= TASK PROMPT =
Reproduce the listing below word for word, with no pictures.

Entries from a visual dataset
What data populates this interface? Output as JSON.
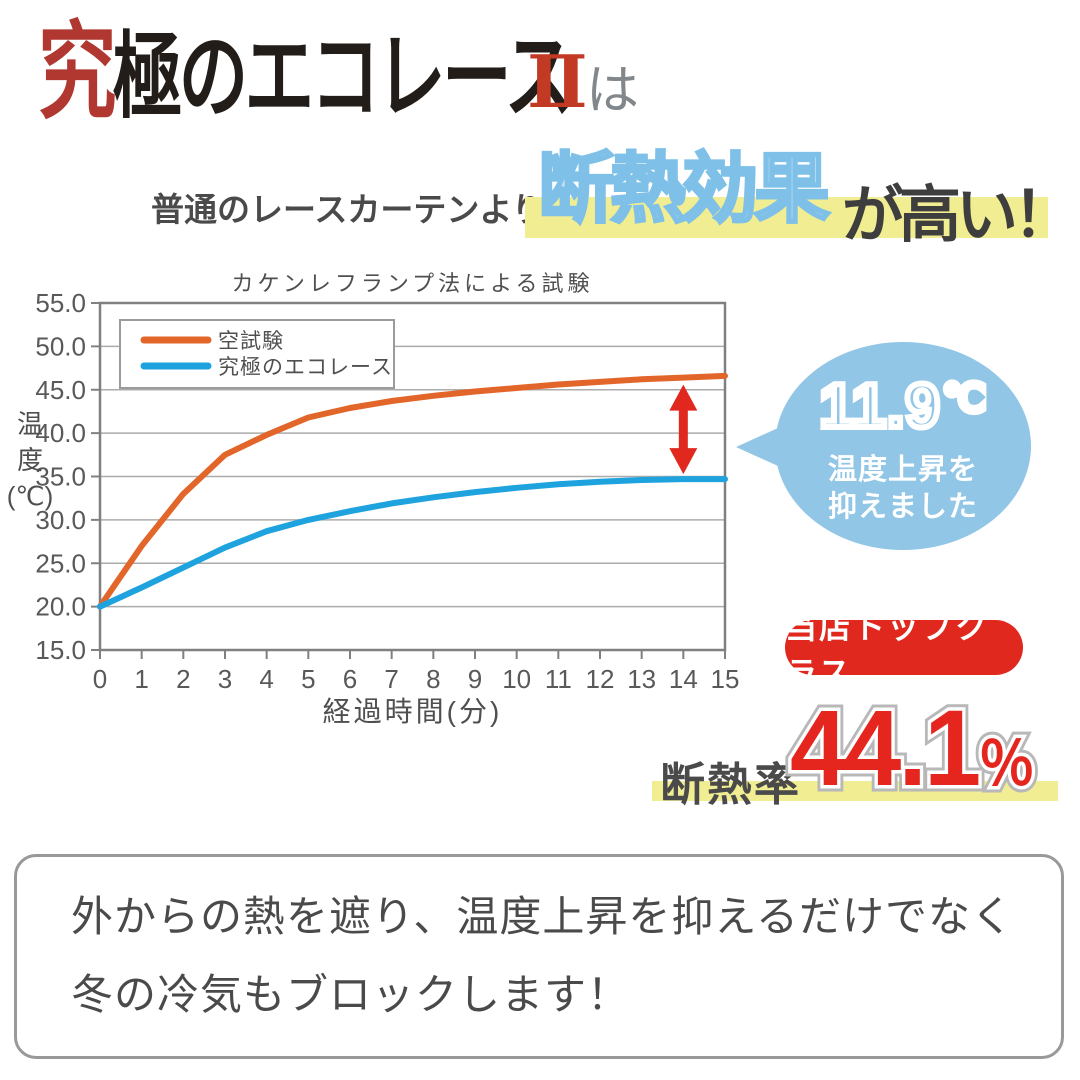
{
  "header": {
    "logo_first": "究",
    "logo_rest": "極のエコレース",
    "logo_suffix": "Ⅱ",
    "logo_particle": "は",
    "tagline_prefix": "普通のレースカーテンより",
    "tagline_highlight": "断熱効果",
    "tagline_suffix": "が高い！"
  },
  "chart_data": {
    "type": "line",
    "title": "カケンレフランプ法による試験",
    "xlabel": "経過時間(分)",
    "ylabel": "温度(℃)",
    "ylabel_lines": [
      "温",
      "度",
      "(℃)"
    ],
    "x": [
      0,
      1,
      2,
      3,
      4,
      5,
      6,
      7,
      8,
      9,
      10,
      11,
      12,
      13,
      14,
      15
    ],
    "xlim": [
      0,
      15
    ],
    "ylim": [
      15,
      55
    ],
    "ytick_step": 5,
    "grid": "horizontal",
    "legend_position": "top-left",
    "series": [
      {
        "name": "空試験",
        "color": "#E2662A",
        "values": [
          20.0,
          27.0,
          33.0,
          37.5,
          39.8,
          41.8,
          42.9,
          43.7,
          44.3,
          44.8,
          45.2,
          45.6,
          45.9,
          46.2,
          46.4,
          46.6
        ]
      },
      {
        "name": "究極のエコレース",
        "color": "#1FA3DE",
        "values": [
          20.0,
          22.2,
          24.5,
          26.8,
          28.7,
          30.0,
          31.0,
          31.9,
          32.6,
          33.2,
          33.7,
          34.1,
          34.4,
          34.6,
          34.7,
          34.7
        ]
      }
    ],
    "arrow": {
      "x": 14,
      "y_from": 34.7,
      "y_to": 46.4,
      "color": "#E0281E"
    }
  },
  "callout": {
    "value": "11.9",
    "unit": "℃",
    "line1": "温度上昇を",
    "line2": "抑えました"
  },
  "badge": {
    "label": "当店トップクラス"
  },
  "insulation": {
    "label": "断熱率",
    "value": "44.1",
    "percent": "％"
  },
  "footer": {
    "line1": "外からの熱を遮り、温度上昇を抑えるだけでなく",
    "line2": "冬の冷気もブロックします！"
  },
  "colors": {
    "accent_orange": "#E2662A",
    "accent_blue": "#1FA3DE",
    "bubble_blue": "#92C6E6",
    "highlight_yellow": "#F1ED92",
    "badge_red": "#E0281E",
    "number_red": "#E5261F",
    "text_dark": "#4A4A4A"
  }
}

= IN RESPONSE =
What data populates this interface? Output as JSON.
{
  "header": {
    "logo_first": "究",
    "logo_rest": "極のエコレース",
    "logo_suffix": "Ⅱ",
    "logo_particle": "は",
    "tagline_prefix": "普通のレースカーテンより",
    "tagline_highlight": "断熱効果",
    "tagline_suffix": "が高い！"
  },
  "chart_data": {
    "type": "line",
    "title": "カケンレフランプ法による試験",
    "xlabel": "経過時間(分)",
    "ylabel": "温度(℃)",
    "ylabel_lines": [
      "温",
      "度",
      "(℃)"
    ],
    "x": [
      0,
      1,
      2,
      3,
      4,
      5,
      6,
      7,
      8,
      9,
      10,
      11,
      12,
      13,
      14,
      15
    ],
    "xlim": [
      0,
      15
    ],
    "ylim": [
      15,
      55
    ],
    "ytick_step": 5,
    "grid": "horizontal",
    "legend_position": "top-left",
    "series": [
      {
        "name": "空試験",
        "color": "#E2662A",
        "values": [
          20.0,
          27.0,
          33.0,
          37.5,
          39.8,
          41.8,
          42.9,
          43.7,
          44.3,
          44.8,
          45.2,
          45.6,
          45.9,
          46.2,
          46.4,
          46.6
        ]
      },
      {
        "name": "究極のエコレース",
        "color": "#1FA3DE",
        "values": [
          20.0,
          22.2,
          24.5,
          26.8,
          28.7,
          30.0,
          31.0,
          31.9,
          32.6,
          33.2,
          33.7,
          34.1,
          34.4,
          34.6,
          34.7,
          34.7
        ]
      }
    ],
    "arrow": {
      "x": 14,
      "y_from": 34.7,
      "y_to": 46.4,
      "color": "#E0281E"
    }
  },
  "callout": {
    "value": "11.9",
    "unit": "℃",
    "line1": "温度上昇を",
    "line2": "抑えました"
  },
  "badge": {
    "label": "当店トップクラス"
  },
  "insulation": {
    "label": "断熱率",
    "value": "44.1",
    "percent": "％"
  },
  "footer": {
    "line1": "外からの熱を遮り、温度上昇を抑えるだけでなく",
    "line2": "冬の冷気もブロックします！"
  },
  "colors": {
    "accent_orange": "#E2662A",
    "accent_blue": "#1FA3DE",
    "bubble_blue": "#92C6E6",
    "highlight_yellow": "#F1ED92",
    "badge_red": "#E0281E",
    "number_red": "#E5261F",
    "text_dark": "#4A4A4A"
  }
}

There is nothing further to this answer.